= SHORT EXERCISE =
Can you return every line of the records below word for word, without changing anything?

* Start DATA SUPPLIED *

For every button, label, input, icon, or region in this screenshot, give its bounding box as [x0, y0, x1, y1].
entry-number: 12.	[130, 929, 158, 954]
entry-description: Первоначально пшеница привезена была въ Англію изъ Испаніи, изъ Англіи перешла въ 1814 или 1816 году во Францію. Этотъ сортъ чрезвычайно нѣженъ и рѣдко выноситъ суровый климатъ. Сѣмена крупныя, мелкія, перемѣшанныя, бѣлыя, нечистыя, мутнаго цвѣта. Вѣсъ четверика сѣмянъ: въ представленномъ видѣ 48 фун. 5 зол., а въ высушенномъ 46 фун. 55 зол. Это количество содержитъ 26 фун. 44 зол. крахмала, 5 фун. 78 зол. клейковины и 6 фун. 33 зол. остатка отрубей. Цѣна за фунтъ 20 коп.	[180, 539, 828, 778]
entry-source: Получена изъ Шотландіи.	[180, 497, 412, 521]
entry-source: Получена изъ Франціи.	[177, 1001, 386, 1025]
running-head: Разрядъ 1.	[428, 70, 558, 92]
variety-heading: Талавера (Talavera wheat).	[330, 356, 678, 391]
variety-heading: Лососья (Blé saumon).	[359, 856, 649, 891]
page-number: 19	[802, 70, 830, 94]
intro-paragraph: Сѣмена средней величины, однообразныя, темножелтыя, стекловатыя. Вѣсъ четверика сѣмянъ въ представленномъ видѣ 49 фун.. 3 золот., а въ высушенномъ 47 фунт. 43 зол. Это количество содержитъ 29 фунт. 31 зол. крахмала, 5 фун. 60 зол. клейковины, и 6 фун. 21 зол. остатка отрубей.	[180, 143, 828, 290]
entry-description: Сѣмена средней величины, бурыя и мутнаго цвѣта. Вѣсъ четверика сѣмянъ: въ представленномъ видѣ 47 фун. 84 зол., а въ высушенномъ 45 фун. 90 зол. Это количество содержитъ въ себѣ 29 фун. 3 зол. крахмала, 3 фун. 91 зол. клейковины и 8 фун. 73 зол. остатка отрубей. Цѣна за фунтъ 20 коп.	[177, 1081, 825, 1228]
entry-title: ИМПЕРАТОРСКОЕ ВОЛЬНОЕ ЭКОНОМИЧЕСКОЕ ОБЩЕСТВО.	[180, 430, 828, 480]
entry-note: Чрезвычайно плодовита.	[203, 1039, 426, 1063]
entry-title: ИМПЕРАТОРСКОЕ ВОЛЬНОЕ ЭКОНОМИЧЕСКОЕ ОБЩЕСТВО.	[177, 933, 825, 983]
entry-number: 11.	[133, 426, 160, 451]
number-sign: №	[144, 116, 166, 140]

* End DATA SUPPLIED *

= FINISHED EXERCISE =
For every button, label, input, icon, or region in this screenshot, give its bounding box as [x0, y0, x1, y1].
entry-number: 12.	[130, 929, 158, 954]
entry-description: Первоначально пшеница привезена была въ Англію изъ Испаніи, изъ Англіи перешла въ 1814 или 1816 году во Францію. Этотъ сортъ чрезвычайно нѣженъ и рѣдко выноситъ суровый климатъ. Сѣмена крупныя, мелкія, перемѣшанныя, бѣлыя, нечистыя, мутнаго цвѣта. Вѣсъ четверика сѣмянъ: въ представленномъ видѣ 48 фун. 5 зол., а въ высушенномъ 46 фун. 55 зол. Это количество содержитъ 26 фун. 44 зол. крахмала, 5 фун. 78 зол. клейковины и 6 фун. 33 зол. остатка отрубей. Цѣна за фунтъ 20 коп.	[180, 539, 828, 778]
entry-source: Получена изъ Шотландіи.	[180, 497, 412, 521]
entry-source: Получена изъ Франціи.	[177, 1001, 386, 1025]
running-head: Разрядъ 1.	[428, 70, 558, 92]
variety-heading: Талавера (Talavera wheat).	[330, 356, 678, 391]
variety-heading: Лососья (Blé saumon).	[359, 856, 649, 891]
page-number: 19	[802, 70, 830, 94]
intro-paragraph: Сѣмена средней величины, однообразныя, темножелтыя, стекловатыя. Вѣсъ четверика сѣмянъ въ представленномъ видѣ 49 фун.. 3 золот., а въ высушенномъ 47 фунт. 43 зол. Это количество содержитъ 29 фунт. 31 зол. крахмала, 5 фун. 60 зол. клейковины, и 6 фун. 21 зол. остатка отрубей.	[180, 143, 828, 290]
entry-description: Сѣмена средней величины, бурыя и мутнаго цвѣта. Вѣсъ четверика сѣмянъ: въ представленномъ видѣ 47 фун. 84 зол., а въ высушенномъ 45 фун. 90 зол. Это количество содержитъ въ себѣ 29 фун. 3 зол. крахмала, 3 фун. 91 зол. клейковины и 8 фун. 73 зол. остатка отрубей. Цѣна за фунтъ 20 коп.	[177, 1081, 825, 1228]
entry-title: ИМПЕРАТОРСКОЕ ВОЛЬНОЕ ЭКОНОМИЧЕСКОЕ ОБЩЕСТВО.	[180, 430, 828, 480]
entry-note: Чрезвычайно плодовита.	[203, 1039, 426, 1063]
entry-title: ИМПЕРАТОРСКОЕ ВОЛЬНОЕ ЭКОНОМИЧЕСКОЕ ОБЩЕСТВО.	[177, 933, 825, 983]
entry-number: 11.	[133, 426, 160, 451]
number-sign: №	[144, 116, 166, 140]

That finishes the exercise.